(WHAT THE TASK REQUIRES):
Leave the images out. Give every line below again, precisely.

[EXTRACTED RECORDS Boundary: Start]

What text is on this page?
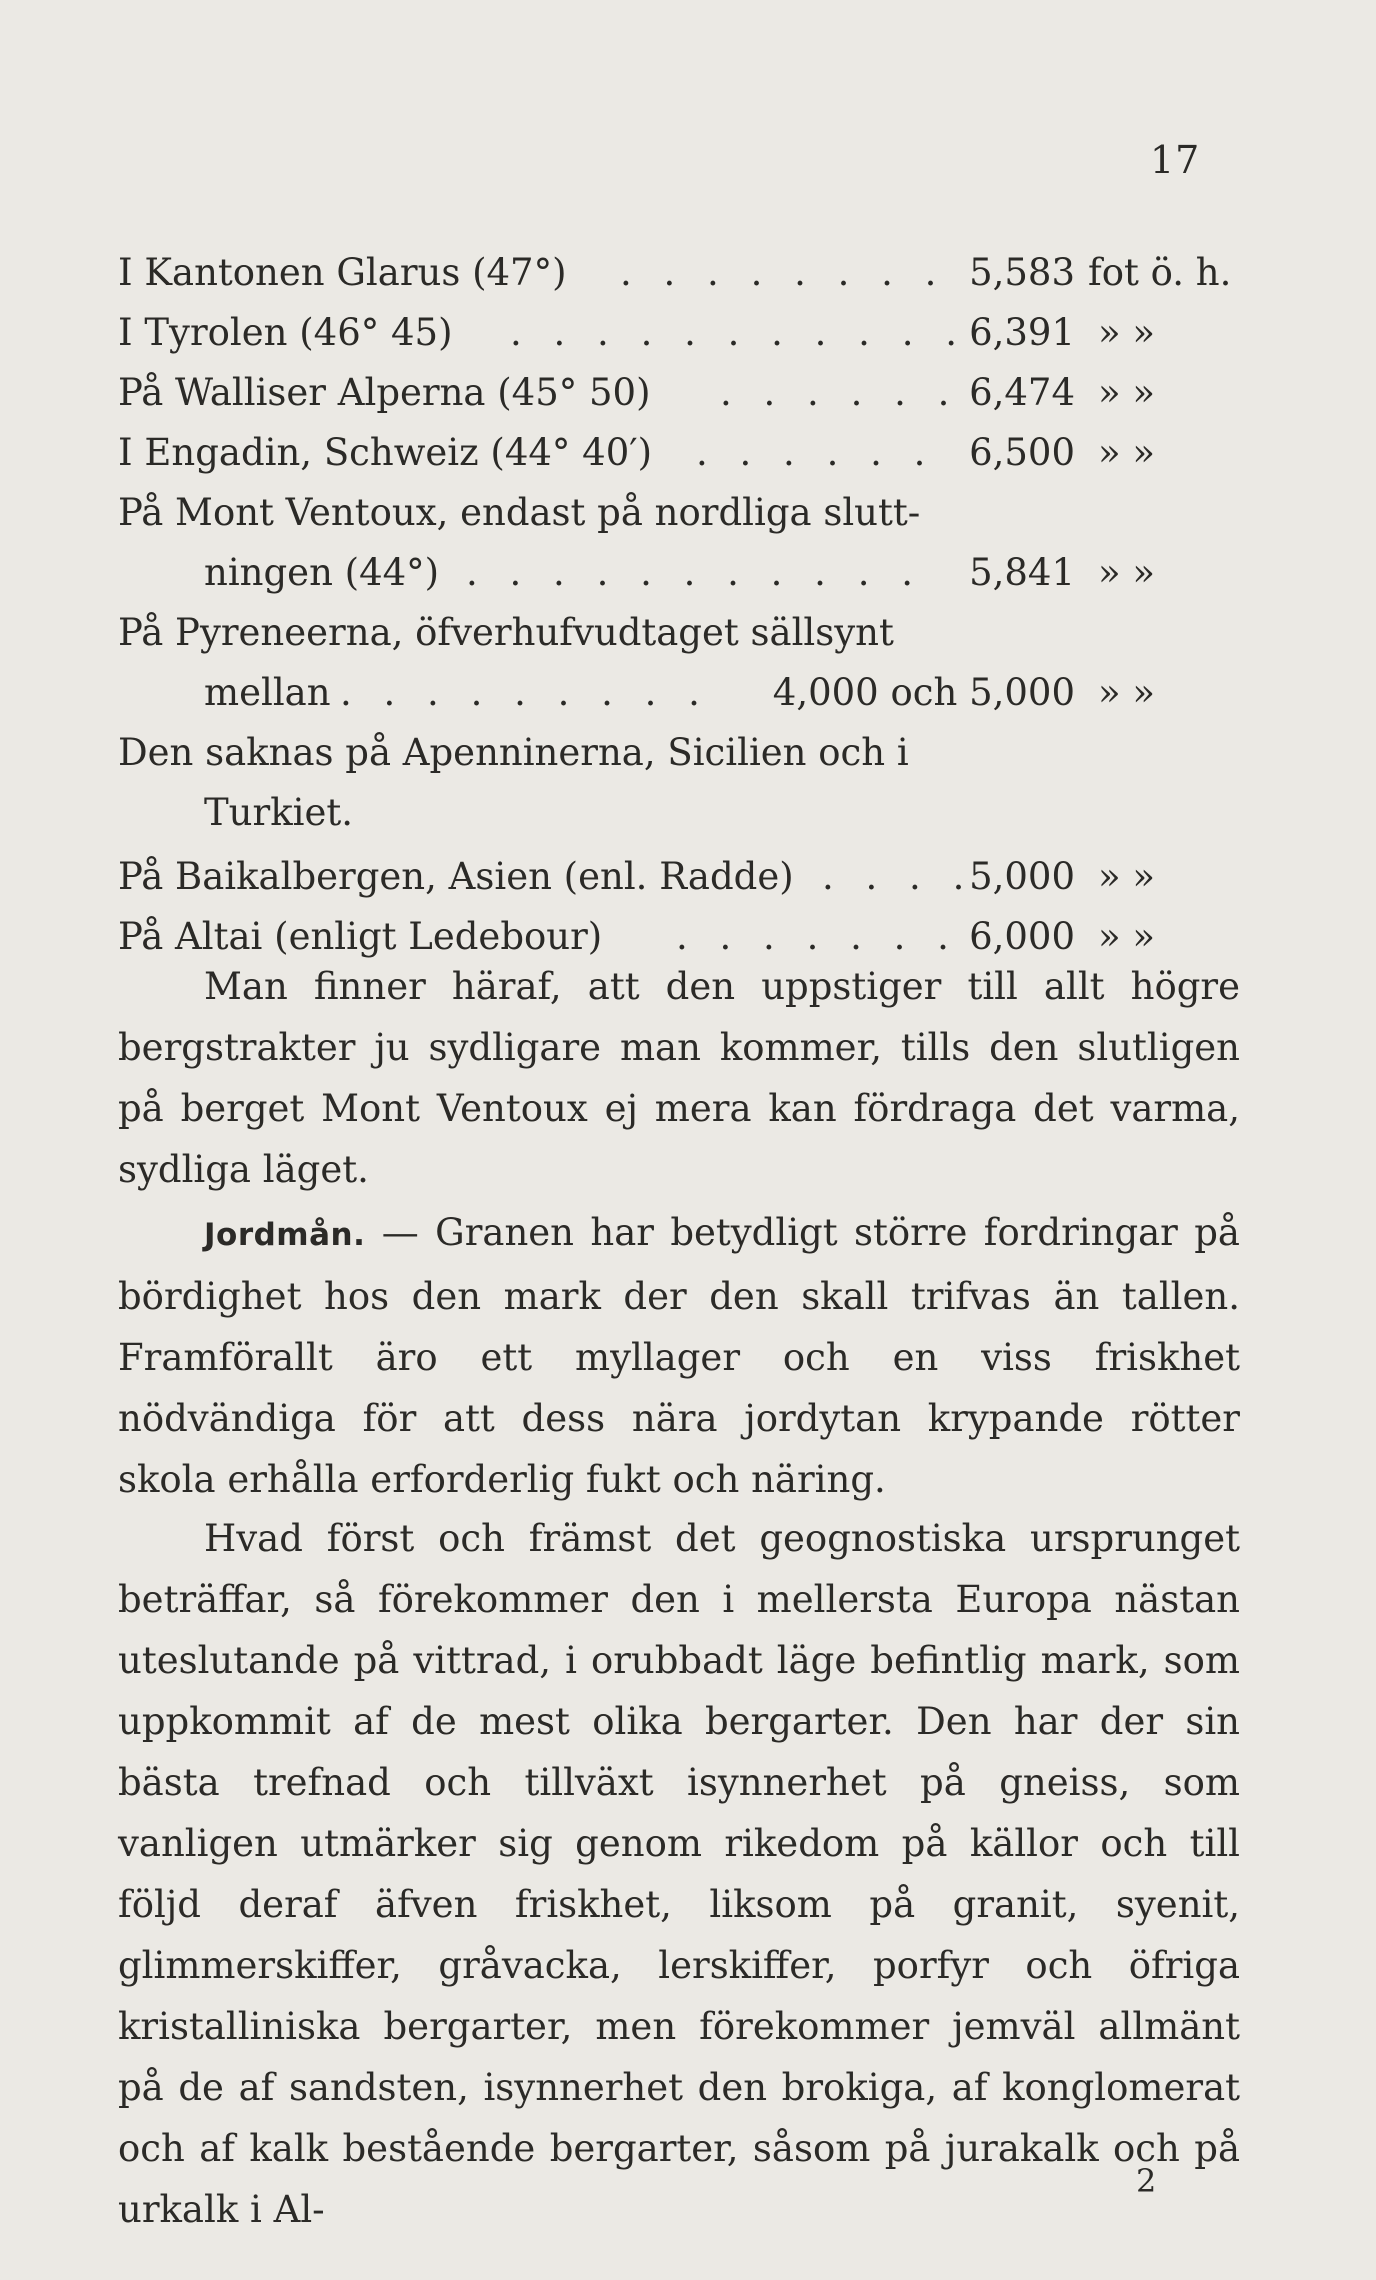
17
I Kantonen Glarus (47°) . . . . . . . . 5,583 fot ö. h.
I Tyrolen (46° 45) . . . . . . . . . . . 6,391 » »
På Walliser Alperna (45° 50) . . . . . . 6,474 » »
I Engadin, Schweiz (44° 40′) . . . . . . 6,500 » »
På Mont Ventoux, endast på nordliga slutt-
ningen (44°) . . . . . . . . . . . 5,841 » »
På Pyreneerna, öfverhufvudtaget sällsynt
mellan . . . . . . . . . 4,000 och 5,000 » »
Den saknas på Apenninerna, Sicilien och i
Turkiet.
På Baikalbergen, Asien (enl. Radde) . . . .
5,000 » »
På Altai (enligt Ledebour) . . . . . . . 6,000 » »

Man finner häraf, att den uppstiger till allt högre bergstrakter ju sydligare man kommer, tills den slutligen på berget Mont Ventoux ej mera kan fördraga det varma, sydliga läget.

Jordmån. — Granen har betydligt större fordringar på bördighet hos den mark der den skall trifvas än tallen. Framförallt äro ett myllager och en viss friskhet nödvändiga för att dess nära jordytan krypande rötter skola erhålla erforderlig fukt och näring.

Hvad först och främst det geognostiska ursprunget beträffar, så förekommer den i mellersta Europa nästan uteslutande på vittrad, i orubbadt läge befintlig mark, som uppkommit af de mest olika bergarter. Den har der sin bästa trefnad och tillväxt isynnerhet på gneiss, som vanligen utmärker sig genom rikedom på källor och till följd deraf äfven friskhet, liksom på granit, syenit, glimmerskiffer, gråvacka, lerskiffer, porfyr och öfriga kristalliniska bergarter, men förekommer jemväl allmänt på de af sandsten, isynnerhet den brokiga, af konglomerat och af kalk bestående bergarter, såsom på jurakalk och på urkalk i Al-

2
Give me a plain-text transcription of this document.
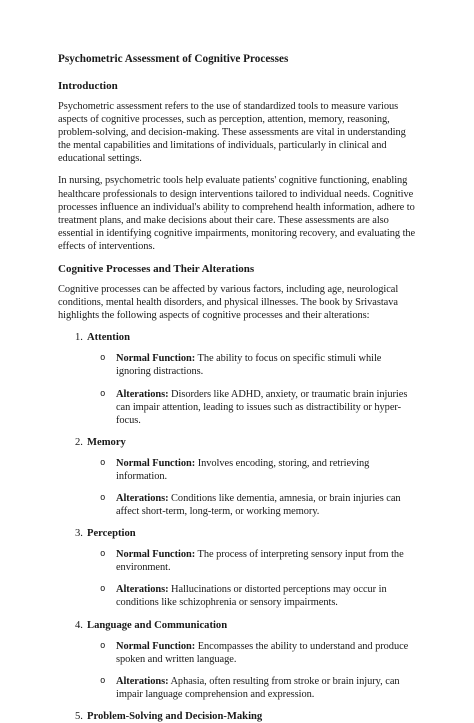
Psychometric Assessment of Cognitive Processes
Introduction

Psychometric assessment refers to the use of standardized tools to measure various aspects of cognitive processes, such as perception, attention, memory, reasoning, problem-solving, and decision-making. These assessments are vital in understanding the mental capabilities and limitations of individuals, particularly in clinical and educational settings.

In nursing, psychometric tools help evaluate patients' cognitive functioning, enabling healthcare professionals to design interventions tailored to individual needs. Cognitive processes influence an individual's ability to comprehend health information, adhere to treatment plans, and make decisions about their care. These assessments are also essential in identifying cognitive impairments, monitoring recovery, and evaluating the effects of interventions.

Cognitive Processes and Their Alterations

Cognitive processes can be affected by various factors, including age, neurological conditions, mental health disorders, and physical illnesses. The book by Srivastava highlights the following aspects of cognitive processes and their alterations:

1. Attention
o Normal Function: The ability to focus on specific stimuli while ignoring distractions.
o Alterations: Disorders like ADHD, anxiety, or traumatic brain injuries can impair attention, leading to issues such as distractibility or hyper-focus.
2. Memory
o Normal Function: Involves encoding, storing, and retrieving information.
o Alterations: Conditions like dementia, amnesia, or brain injuries can affect short-term, long-term, or working memory.
3. Perception
o Normal Function: The process of interpreting sensory input from the environment.
o Alterations: Hallucinations or distorted perceptions may occur in conditions like schizophrenia or sensory impairments.
4. Language and Communication
o Normal Function: Encompasses the ability to understand and produce spoken and written language.
o Alterations: Aphasia, often resulting from stroke or brain injury, can impair language comprehension and expression.
5. Problem-Solving and Decision-Making
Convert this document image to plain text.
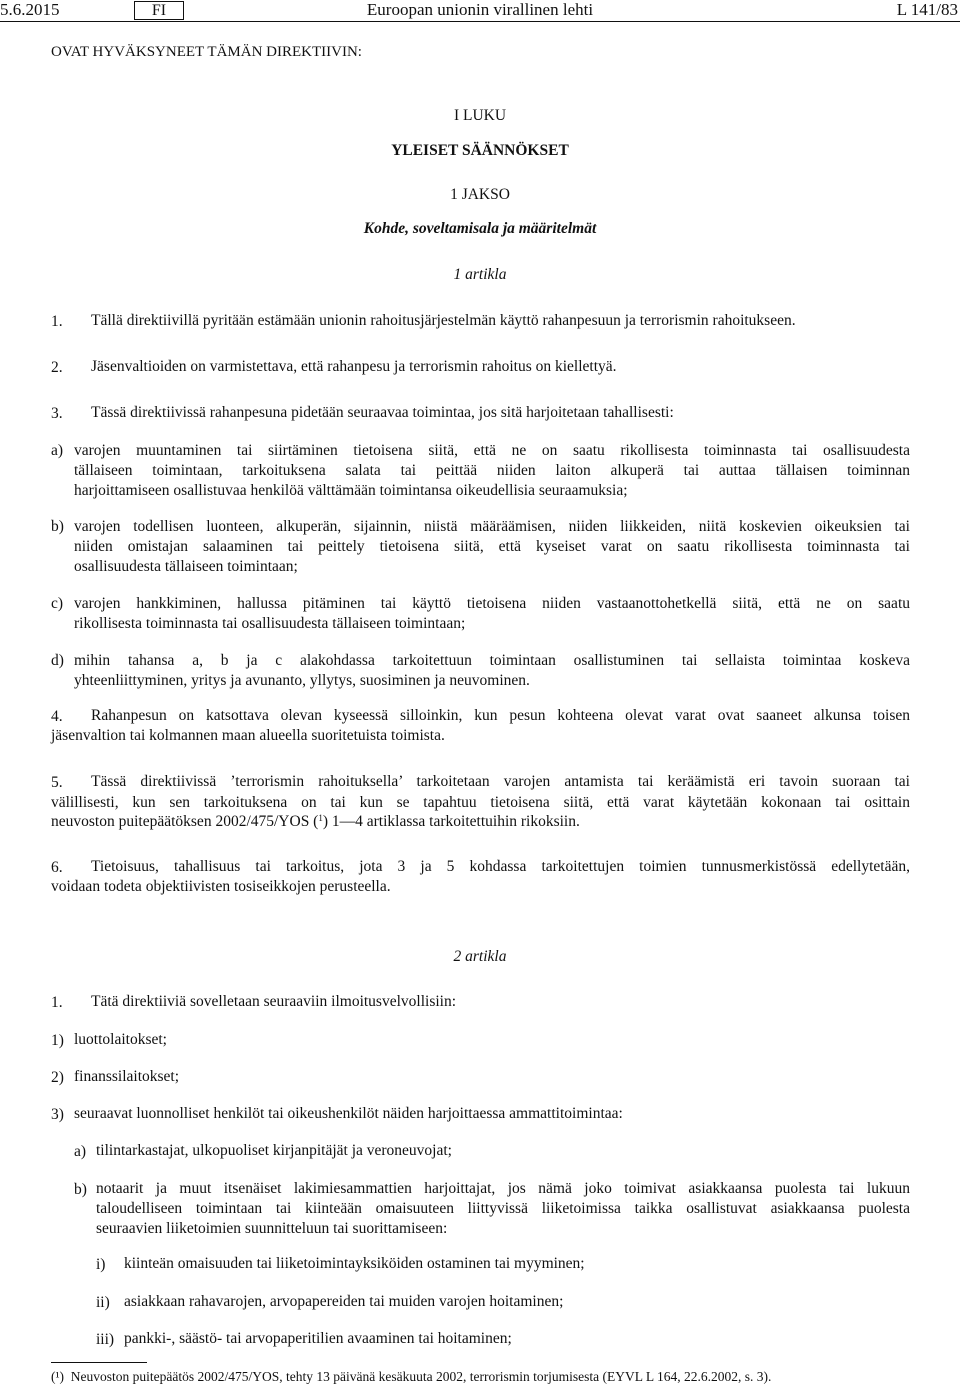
5.6.2015	FI	Euroopan unionin virallinen lehti	L 141/83
OVAT HYVÄKSYNEET TÄMÄN DIREKTIIVIN:
I LUKU
YLEISET SÄÄNNÖKSET
1 JAKSO
Kohde, soveltamisala ja määritelmät
1 artikla
1. Tällä direktiivillä pyritään estämään unionin rahoitusjärjestelmän käyttö rahanpesuun ja terrorismin rahoitukseen.
2. Jäsenvaltioiden on varmistettava, että rahanpesu ja terrorismin rahoitus on kiellettyä.
3. Tässä direktiivissä rahanpesuna pidetään seuraavaa toimintaa, jos sitä harjoitetaan tahallisesti:
a) varojen muuntaminen tai siirtäminen tietoisena siitä, että ne on saatu rikollisesta toiminnasta tai osallisuudesta
tällaiseen toimintaan, tarkoituksena salata tai peittää niiden laiton alkuperä tai auttaa tällaisen toiminnan
harjoittamiseen osallistuvaa henkilöä välttämään toimintansa oikeudellisia seuraamuksia;
b) varojen todellisen luonteen, alkuperän, sijainnin, niistä määräämisen, niiden liikkeiden, niitä koskevien oikeuksien tai
niiden omistajan salaaminen tai peittely tietoisena siitä, että kyseiset varat on saatu rikollisesta toiminnasta tai
osallisuudesta tällaiseen toimintaan;
c) varojen hankkiminen, hallussa pitäminen tai käyttö tietoisena niiden vastaanottohetkellä siitä, että ne on saatu
rikollisesta toiminnasta tai osallisuudesta tällaiseen toimintaan;
d) mihin tahansa a, b ja c alakohdassa tarkoitettuun toimintaan osallistuminen tai sellaista toimintaa koskeva
yhteenliittyminen, yritys ja avunanto, yllytys, suosiminen ja neuvominen.
4. Rahanpesun on katsottava olevan kyseessä silloinkin, kun pesun kohteena olevat varat ovat saaneet alkunsa toisen
jäsenvaltion tai kolmannen maan alueella suoritetuista toimista.
5. Tässä direktiivissä ’terrorismin rahoituksella’ tarkoitetaan varojen antamista tai keräämistä eri tavoin suoraan tai
välillisesti, kun sen tarkoituksena on tai kun se tapahtuu tietoisena siitä, että varat käytetään kokonaan tai osittain
neuvoston puitepäätöksen 2002/475/YOS ($^1$) 1—4 artiklassa tarkoitettuihin rikoksiin.
6. Tietoisuus, tahallisuus tai tarkoitus, jota 3 ja 5 kohdassa tarkoitettujen toimien tunnusmerkistössä edellytetään,
voidaan todeta objektiivisten tosiseikkojen perusteella.
2 artikla
1. Tätä direktiiviä sovelletaan seuraaviin ilmoitusvelvollisiin:
1) luottolaitokset;
2) finanssilaitokset;
3) seuraavat luonnolliset henkilöt tai oikeushenkilöt näiden harjoittaessa ammattitoimintaa:
a) tilintarkastajat, ulkopuoliset kirjanpitäjät ja veroneuvojat;
b) notaarit ja muut itsenäiset lakimiesammattien harjoittajat, jos nämä joko toimivat asiakkaansa puolesta tai lukuun
taloudelliseen toimintaan tai kiinteään omaisuuteen liittyvissä liiketoimissa taikka osallistuvat asiakkaansa puolesta
seuraavien liiketoimien suunnitteluun tai suorittamiseen:
i) kiinteän omaisuuden tai liiketoimintayksiköiden ostaminen tai myyminen;
ii) asiakkaan rahavarojen, arvopapereiden tai muiden varojen hoitaminen;
iii) pankki-, säästö- tai arvopaperitilien avaaminen tai hoitaminen;
(¹) Neuvoston puitepäätös 2002/475/YOS, tehty 13 päivänä kesäkuuta 2002, terrorismin torjumisesta (EYVL L 164, 22.6.2002, s. 3).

[EXTRACTED RECORDS Boundary: End]

(RESPONSE TO THIS TASK):
What text is on this page?
17
I Kantonen Glarus (47°) . . . . . . . . 5,583 fot ö. h.
I Tyrolen (46° 45) . . . . . . . . . . . 6,391 » »
På Walliser Alperna (45° 50) . . . . . . 6,474 » »
I Engadin, Schweiz (44° 40′) . . . . . . 6,500 » »
På Mont Ventoux, endast på nordliga slutt-
ningen (44°) . . . . . . . . . . . 5,841 » »
På Pyreneerna, öfverhufvudtaget sällsynt
mellan . . . . . . . . . 4,000 och 5,000 » »
Den saknas på Apenninerna, Sicilien och i
Turkiet.
På Baikalbergen, Asien (enl. Radde) . . . .
5,000 » »
På Altai (enligt Ledebour) . . . . . . . 6,000 » »

Man finner häraf, att den uppstiger till allt högre bergstrakter ju sydligare man kommer, tills den slutligen på berget Mont Ventoux ej mera kan fördraga det varma, sydliga läget.

Jordmån. — Granen har betydligt större fordringar på bördighet hos den mark der den skall trifvas än tallen. Framförallt äro ett myllager och en viss friskhet nödvändiga för att dess nära jordytan krypande rötter skola erhålla erforderlig fukt och näring.

Hvad först och främst det geognostiska ursprunget beträffar, så förekommer den i mellersta Europa nästan uteslutande på vittrad, i orubbadt läge befintlig mark, som uppkommit af de mest olika bergarter. Den har der sin bästa trefnad och tillväxt isynnerhet på gneiss, som vanligen utmärker sig genom rikedom på källor och till följd deraf äfven friskhet, liksom på granit, syenit, glimmerskiffer, gråvacka, lerskiffer, porfyr och öfriga kristalliniska bergarter, men förekommer jemväl allmänt på de af sandsten, isynnerhet den brokiga, af konglomerat och af kalk bestående bergarter, såsom på jurakalk och på urkalk i Al-

2
Give me a plain-text transcription of this document.
Psychometric Assessment of Cognitive Processes
Introduction

Psychometric assessment refers to the use of standardized tools to measure various aspects of cognitive processes, such as perception, attention, memory, reasoning, problem-solving, and decision-making. These assessments are vital in understanding the mental capabilities and limitations of individuals, particularly in clinical and educational settings.

In nursing, psychometric tools help evaluate patients' cognitive functioning, enabling healthcare professionals to design interventions tailored to individual needs. Cognitive processes influence an individual's ability to comprehend health information, adhere to treatment plans, and make decisions about their care. These assessments are also essential in identifying cognitive impairments, monitoring recovery, and evaluating the effects of interventions.

Cognitive Processes and Their Alterations

Cognitive processes can be affected by various factors, including age, neurological conditions, mental health disorders, and physical illnesses. The book by Srivastava highlights the following aspects of cognitive processes and their alterations:

1. Attention
o Normal Function: The ability to focus on specific stimuli while ignoring distractions.
o Alterations: Disorders like ADHD, anxiety, or traumatic brain injuries can impair attention, leading to issues such as distractibility or hyper-focus.
2. Memory
o Normal Function: Involves encoding, storing, and retrieving information.
o Alterations: Conditions like dementia, amnesia, or brain injuries can affect short-term, long-term, or working memory.
3. Perception
o Normal Function: The process of interpreting sensory input from the environment.
o Alterations: Hallucinations or distorted perceptions may occur in conditions like schizophrenia or sensory impairments.
4. Language and Communication
o Normal Function: Encompasses the ability to understand and produce spoken and written language.
o Alterations: Aphasia, often resulting from stroke or brain injury, can impair language comprehension and expression.
5. Problem-Solving and Decision-Making
Convert this document image to plain text.
5.6.2015	FI	Euroopan unionin virallinen lehti	L 141/83
OVAT HYVÄKSYNEET TÄMÄN DIREKTIIVIN:
I LUKU
YLEISET SÄÄNNÖKSET
1 JAKSO
Kohde, soveltamisala ja määritelmät
1 artikla
1. Tällä direktiivillä pyritään estämään unionin rahoitusjärjestelmän käyttö rahanpesuun ja terrorismin rahoitukseen.
2. Jäsenvaltioiden on varmistettava, että rahanpesu ja terrorismin rahoitus on kiellettyä.
3. Tässä direktiivissä rahanpesuna pidetään seuraavaa toimintaa, jos sitä harjoitetaan tahallisesti:
a) varojen muuntaminen tai siirtäminen tietoisena siitä, että ne on saatu rikollisesta toiminnasta tai osallisuudesta
tällaiseen toimintaan, tarkoituksena salata tai peittää niiden laiton alkuperä tai auttaa tällaisen toiminnan
harjoittamiseen osallistuvaa henkilöä välttämään toimintansa oikeudellisia seuraamuksia;
b) varojen todellisen luonteen, alkuperän, sijainnin, niistä määräämisen, niiden liikkeiden, niitä koskevien oikeuksien tai
niiden omistajan salaaminen tai peittely tietoisena siitä, että kyseiset varat on saatu rikollisesta toiminnasta tai
osallisuudesta tällaiseen toimintaan;
c) varojen hankkiminen, hallussa pitäminen tai käyttö tietoisena niiden vastaanottohetkellä siitä, että ne on saatu
rikollisesta toiminnasta tai osallisuudesta tällaiseen toimintaan;
d) mihin tahansa a, b ja c alakohdassa tarkoitettuun toimintaan osallistuminen tai sellaista toimintaa koskeva
yhteenliittyminen, yritys ja avunanto, yllytys, suosiminen ja neuvominen.
4. Rahanpesun on katsottava olevan kyseessä silloinkin, kun pesun kohteena olevat varat ovat saaneet alkunsa toisen
jäsenvaltion tai kolmannen maan alueella suoritetuista toimista.
5. Tässä direktiivissä ’terrorismin rahoituksella’ tarkoitetaan varojen antamista tai keräämistä eri tavoin suoraan tai
välillisesti, kun sen tarkoituksena on tai kun se tapahtuu tietoisena siitä, että varat käytetään kokonaan tai osittain
neuvoston puitepäätöksen 2002/475/YOS ($^1$) 1—4 artiklassa tarkoitettuihin rikoksiin.
6. Tietoisuus, tahallisuus tai tarkoitus, jota 3 ja 5 kohdassa tarkoitettujen toimien tunnusmerkistössä edellytetään,
voidaan todeta objektiivisten tosiseikkojen perusteella.
2 artikla
1. Tätä direktiiviä sovelletaan seuraaviin ilmoitusvelvollisiin:
1) luottolaitokset;
2) finanssilaitokset;
3) seuraavat luonnolliset henkilöt tai oikeushenkilöt näiden harjoittaessa ammattitoimintaa:
a) tilintarkastajat, ulkopuoliset kirjanpitäjät ja veroneuvojat;
b) notaarit ja muut itsenäiset lakimiesammattien harjoittajat, jos nämä joko toimivat asiakkaansa puolesta tai lukuun
taloudelliseen toimintaan tai kiinteään omaisuuteen liittyvissä liiketoimissa taikka osallistuvat asiakkaansa puolesta
seuraavien liiketoimien suunnitteluun tai suorittamiseen:
i) kiinteän omaisuuden tai liiketoimintayksiköiden ostaminen tai myyminen;
ii) asiakkaan rahavarojen, arvopapereiden tai muiden varojen hoitaminen;
iii) pankki-, säästö- tai arvopaperitilien avaaminen tai hoitaminen;
(¹) Neuvoston puitepäätös 2002/475/YOS, tehty 13 päivänä kesäkuuta 2002, terrorismin torjumisesta (EYVL L 164, 22.6.2002, s. 3).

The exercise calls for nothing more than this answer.